[Start of Attachment]

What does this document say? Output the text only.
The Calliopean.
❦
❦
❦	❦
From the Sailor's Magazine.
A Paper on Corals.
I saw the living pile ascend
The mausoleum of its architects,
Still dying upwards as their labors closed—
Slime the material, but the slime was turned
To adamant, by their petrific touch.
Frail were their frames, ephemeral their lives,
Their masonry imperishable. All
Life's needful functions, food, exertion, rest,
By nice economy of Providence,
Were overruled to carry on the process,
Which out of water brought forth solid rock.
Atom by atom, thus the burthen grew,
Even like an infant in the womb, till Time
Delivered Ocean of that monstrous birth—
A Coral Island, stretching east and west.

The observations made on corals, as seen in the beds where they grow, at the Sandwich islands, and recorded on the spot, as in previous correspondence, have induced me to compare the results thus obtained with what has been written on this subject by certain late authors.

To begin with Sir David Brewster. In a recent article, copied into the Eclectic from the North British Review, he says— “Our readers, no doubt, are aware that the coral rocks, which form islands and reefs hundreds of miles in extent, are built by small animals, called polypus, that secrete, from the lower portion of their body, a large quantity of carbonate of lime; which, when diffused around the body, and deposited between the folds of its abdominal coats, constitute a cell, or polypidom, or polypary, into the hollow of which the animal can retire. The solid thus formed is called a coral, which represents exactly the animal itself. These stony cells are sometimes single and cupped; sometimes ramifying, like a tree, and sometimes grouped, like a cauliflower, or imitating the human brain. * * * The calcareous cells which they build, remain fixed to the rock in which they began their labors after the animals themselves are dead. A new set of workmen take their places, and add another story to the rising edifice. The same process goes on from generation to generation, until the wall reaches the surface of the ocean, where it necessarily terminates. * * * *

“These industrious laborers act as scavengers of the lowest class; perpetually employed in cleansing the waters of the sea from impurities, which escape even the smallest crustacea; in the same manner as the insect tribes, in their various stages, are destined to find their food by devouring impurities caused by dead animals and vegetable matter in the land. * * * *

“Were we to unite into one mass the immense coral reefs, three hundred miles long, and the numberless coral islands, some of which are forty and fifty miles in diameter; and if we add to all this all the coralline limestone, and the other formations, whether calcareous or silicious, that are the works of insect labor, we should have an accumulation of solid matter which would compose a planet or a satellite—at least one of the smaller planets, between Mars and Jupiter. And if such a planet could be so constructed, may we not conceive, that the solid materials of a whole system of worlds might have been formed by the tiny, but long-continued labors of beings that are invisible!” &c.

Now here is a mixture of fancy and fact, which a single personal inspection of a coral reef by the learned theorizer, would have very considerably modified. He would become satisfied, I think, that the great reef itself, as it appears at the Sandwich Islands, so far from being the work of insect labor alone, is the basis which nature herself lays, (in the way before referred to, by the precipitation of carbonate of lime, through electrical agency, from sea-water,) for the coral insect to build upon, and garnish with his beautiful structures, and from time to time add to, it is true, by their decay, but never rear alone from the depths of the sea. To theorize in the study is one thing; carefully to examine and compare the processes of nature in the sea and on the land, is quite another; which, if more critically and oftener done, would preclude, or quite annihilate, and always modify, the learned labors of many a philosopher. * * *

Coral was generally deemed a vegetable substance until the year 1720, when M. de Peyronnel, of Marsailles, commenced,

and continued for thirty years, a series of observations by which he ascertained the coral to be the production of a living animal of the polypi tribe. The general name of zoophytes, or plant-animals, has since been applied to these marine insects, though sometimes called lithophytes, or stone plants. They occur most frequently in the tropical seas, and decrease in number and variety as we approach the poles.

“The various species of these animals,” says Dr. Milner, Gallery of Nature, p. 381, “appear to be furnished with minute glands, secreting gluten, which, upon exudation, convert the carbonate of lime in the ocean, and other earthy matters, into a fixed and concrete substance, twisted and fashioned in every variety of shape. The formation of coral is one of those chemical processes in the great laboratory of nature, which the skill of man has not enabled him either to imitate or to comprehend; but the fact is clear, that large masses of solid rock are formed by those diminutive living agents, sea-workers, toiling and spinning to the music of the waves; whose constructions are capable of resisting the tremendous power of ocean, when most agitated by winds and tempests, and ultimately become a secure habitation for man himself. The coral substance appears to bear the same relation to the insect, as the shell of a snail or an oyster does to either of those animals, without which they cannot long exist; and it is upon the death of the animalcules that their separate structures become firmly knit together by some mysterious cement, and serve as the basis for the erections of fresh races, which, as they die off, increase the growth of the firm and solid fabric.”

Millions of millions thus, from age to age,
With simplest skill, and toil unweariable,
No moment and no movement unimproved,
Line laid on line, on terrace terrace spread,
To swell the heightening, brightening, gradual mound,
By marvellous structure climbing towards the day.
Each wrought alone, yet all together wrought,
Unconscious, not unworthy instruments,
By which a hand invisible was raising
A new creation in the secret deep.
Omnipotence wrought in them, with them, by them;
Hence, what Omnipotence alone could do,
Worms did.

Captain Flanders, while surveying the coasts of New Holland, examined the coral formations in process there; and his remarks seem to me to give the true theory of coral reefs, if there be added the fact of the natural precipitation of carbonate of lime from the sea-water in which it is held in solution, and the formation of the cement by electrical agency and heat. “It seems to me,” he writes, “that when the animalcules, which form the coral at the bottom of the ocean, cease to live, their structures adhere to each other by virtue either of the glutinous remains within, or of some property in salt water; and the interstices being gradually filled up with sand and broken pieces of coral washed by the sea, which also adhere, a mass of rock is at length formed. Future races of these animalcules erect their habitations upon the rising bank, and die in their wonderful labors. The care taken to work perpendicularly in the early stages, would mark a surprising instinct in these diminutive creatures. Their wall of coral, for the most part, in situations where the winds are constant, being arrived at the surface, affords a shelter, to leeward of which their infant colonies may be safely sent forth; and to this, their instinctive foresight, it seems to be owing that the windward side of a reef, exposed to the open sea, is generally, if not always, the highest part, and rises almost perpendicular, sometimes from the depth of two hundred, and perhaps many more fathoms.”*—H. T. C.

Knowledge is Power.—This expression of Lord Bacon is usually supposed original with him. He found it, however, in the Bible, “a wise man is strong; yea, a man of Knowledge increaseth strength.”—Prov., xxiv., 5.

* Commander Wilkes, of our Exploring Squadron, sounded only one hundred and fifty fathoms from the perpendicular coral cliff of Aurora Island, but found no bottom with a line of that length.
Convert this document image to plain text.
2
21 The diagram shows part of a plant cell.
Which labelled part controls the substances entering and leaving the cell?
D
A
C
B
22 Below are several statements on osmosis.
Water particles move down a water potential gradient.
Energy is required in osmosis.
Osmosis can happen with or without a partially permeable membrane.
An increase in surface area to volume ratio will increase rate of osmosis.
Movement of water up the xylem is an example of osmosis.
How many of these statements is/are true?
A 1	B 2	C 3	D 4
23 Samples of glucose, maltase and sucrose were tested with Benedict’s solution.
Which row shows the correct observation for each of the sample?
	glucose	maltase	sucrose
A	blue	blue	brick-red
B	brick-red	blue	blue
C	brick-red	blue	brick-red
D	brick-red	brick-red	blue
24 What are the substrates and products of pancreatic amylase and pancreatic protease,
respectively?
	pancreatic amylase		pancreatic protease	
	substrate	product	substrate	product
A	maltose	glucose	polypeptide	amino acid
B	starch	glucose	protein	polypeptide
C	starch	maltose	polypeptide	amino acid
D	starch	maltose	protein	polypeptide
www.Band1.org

[End of Attachment]

▸ EXERCISE REQUIREMENTS:
Your task is to transcribe the listing above in full and exactly.

▸ RESULT OF THIS TASK:
What does this document say? Output the text only.
The Calliopean.
❦
❦
❦	❦
From the Sailor's Magazine.
A Paper on Corals.
I saw the living pile ascend
The mausoleum of its architects,
Still dying upwards as their labors closed—
Slime the material, but the slime was turned
To adamant, by their petrific touch.
Frail were their frames, ephemeral their lives,
Their masonry imperishable. All
Life's needful functions, food, exertion, rest,
By nice economy of Providence,
Were overruled to carry on the process,
Which out of water brought forth solid rock.
Atom by atom, thus the burthen grew,
Even like an infant in the womb, till Time
Delivered Ocean of that monstrous birth—
A Coral Island, stretching east and west.

The observations made on corals, as seen in the beds where they grow, at the Sandwich islands, and recorded on the spot, as in previous correspondence, have induced me to compare the results thus obtained with what has been written on this subject by certain late authors.

To begin with Sir David Brewster. In a recent article, copied into the Eclectic from the North British Review, he says— “Our readers, no doubt, are aware that the coral rocks, which form islands and reefs hundreds of miles in extent, are built by small animals, called polypus, that secrete, from the lower portion of their body, a large quantity of carbonate of lime; which, when diffused around the body, and deposited between the folds of its abdominal coats, constitute a cell, or polypidom, or polypary, into the hollow of which the animal can retire. The solid thus formed is called a coral, which represents exactly the animal itself. These stony cells are sometimes single and cupped; sometimes ramifying, like a tree, and sometimes grouped, like a cauliflower, or imitating the human brain. * * * The calcareous cells which they build, remain fixed to the rock in which they began their labors after the animals themselves are dead. A new set of workmen take their places, and add another story to the rising edifice. The same process goes on from generation to generation, until the wall reaches the surface of the ocean, where it necessarily terminates. * * * *

“These industrious laborers act as scavengers of the lowest class; perpetually employed in cleansing the waters of the sea from impurities, which escape even the smallest crustacea; in the same manner as the insect tribes, in their various stages, are destined to find their food by devouring impurities caused by dead animals and vegetable matter in the land. * * * *

“Were we to unite into one mass the immense coral reefs, three hundred miles long, and the numberless coral islands, some of which are forty and fifty miles in diameter; and if we add to all this all the coralline limestone, and the other formations, whether calcareous or silicious, that are the works of insect labor, we should have an accumulation of solid matter which would compose a planet or a satellite—at least one of the smaller planets, between Mars and Jupiter. And if such a planet could be so constructed, may we not conceive, that the solid materials of a whole system of worlds might have been formed by the tiny, but long-continued labors of beings that are invisible!” &c.

Now here is a mixture of fancy and fact, which a single personal inspection of a coral reef by the learned theorizer, would have very considerably modified. He would become satisfied, I think, that the great reef itself, as it appears at the Sandwich Islands, so far from being the work of insect labor alone, is the basis which nature herself lays, (in the way before referred to, by the precipitation of carbonate of lime, through electrical agency, from sea-water,) for the coral insect to build upon, and garnish with his beautiful structures, and from time to time add to, it is true, by their decay, but never rear alone from the depths of the sea. To theorize in the study is one thing; carefully to examine and compare the processes of nature in the sea and on the land, is quite another; which, if more critically and oftener done, would preclude, or quite annihilate, and always modify, the learned labors of many a philosopher. * * *

Coral was generally deemed a vegetable substance until the year 1720, when M. de Peyronnel, of Marsailles, commenced,

and continued for thirty years, a series of observations by which he ascertained the coral to be the production of a living animal of the polypi tribe. The general name of zoophytes, or plant-animals, has since been applied to these marine insects, though sometimes called lithophytes, or stone plants. They occur most frequently in the tropical seas, and decrease in number and variety as we approach the poles.

“The various species of these animals,” says Dr. Milner, Gallery of Nature, p. 381, “appear to be furnished with minute glands, secreting gluten, which, upon exudation, convert the carbonate of lime in the ocean, and other earthy matters, into a fixed and concrete substance, twisted and fashioned in every variety of shape. The formation of coral is one of those chemical processes in the great laboratory of nature, which the skill of man has not enabled him either to imitate or to comprehend; but the fact is clear, that large masses of solid rock are formed by those diminutive living agents, sea-workers, toiling and spinning to the music of the waves; whose constructions are capable of resisting the tremendous power of ocean, when most agitated by winds and tempests, and ultimately become a secure habitation for man himself. The coral substance appears to bear the same relation to the insect, as the shell of a snail or an oyster does to either of those animals, without which they cannot long exist; and it is upon the death of the animalcules that their separate structures become firmly knit together by some mysterious cement, and serve as the basis for the erections of fresh races, which, as they die off, increase the growth of the firm and solid fabric.”

Millions of millions thus, from age to age,
With simplest skill, and toil unweariable,
No moment and no movement unimproved,
Line laid on line, on terrace terrace spread,
To swell the heightening, brightening, gradual mound,
By marvellous structure climbing towards the day.
Each wrought alone, yet all together wrought,
Unconscious, not unworthy instruments,
By which a hand invisible was raising
A new creation in the secret deep.
Omnipotence wrought in them, with them, by them;
Hence, what Omnipotence alone could do,
Worms did.

Captain Flanders, while surveying the coasts of New Holland, examined the coral formations in process there; and his remarks seem to me to give the true theory of coral reefs, if there be added the fact of the natural precipitation of carbonate of lime from the sea-water in which it is held in solution, and the formation of the cement by electrical agency and heat. “It seems to me,” he writes, “that when the animalcules, which form the coral at the bottom of the ocean, cease to live, their structures adhere to each other by virtue either of the glutinous remains within, or of some property in salt water; and the interstices being gradually filled up with sand and broken pieces of coral washed by the sea, which also adhere, a mass of rock is at length formed. Future races of these animalcules erect their habitations upon the rising bank, and die in their wonderful labors. The care taken to work perpendicularly in the early stages, would mark a surprising instinct in these diminutive creatures. Their wall of coral, for the most part, in situations where the winds are constant, being arrived at the surface, affords a shelter, to leeward of which their infant colonies may be safely sent forth; and to this, their instinctive foresight, it seems to be owing that the windward side of a reef, exposed to the open sea, is generally, if not always, the highest part, and rises almost perpendicular, sometimes from the depth of two hundred, and perhaps many more fathoms.”*—H. T. C.

Knowledge is Power.—This expression of Lord Bacon is usually supposed original with him. He found it, however, in the Bible, “a wise man is strong; yea, a man of Knowledge increaseth strength.”—Prov., xxiv., 5.

* Commander Wilkes, of our Exploring Squadron, sounded only one hundred and fifty fathoms from the perpendicular coral cliff of Aurora Island, but found no bottom with a line of that length.
Convert this document image to plain text.
2
21 The diagram shows part of a plant cell.
Which labelled part controls the substances entering and leaving the cell?
D
A
C
B
22 Below are several statements on osmosis.
Water particles move down a water potential gradient.
Energy is required in osmosis.
Osmosis can happen with or without a partially permeable membrane.
An increase in surface area to volume ratio will increase rate of osmosis.
Movement of water up the xylem is an example of osmosis.
How many of these statements is/are true?
A 1	B 2	C 3	D 4
23 Samples of glucose, maltase and sucrose were tested with Benedict’s solution.
Which row shows the correct observation for each of the sample?
	glucose	maltase	sucrose
A	blue	blue	brick-red
B	brick-red	blue	blue
C	brick-red	blue	brick-red
D	brick-red	brick-red	blue
24 What are the substrates and products of pancreatic amylase and pancreatic protease,
respectively?
	pancreatic amylase		pancreatic protease	
	substrate	product	substrate	product
A	maltose	glucose	polypeptide	amino acid
B	starch	glucose	protein	polypeptide
C	starch	maltose	polypeptide	amino acid
D	starch	maltose	protein	polypeptide
www.Band1.org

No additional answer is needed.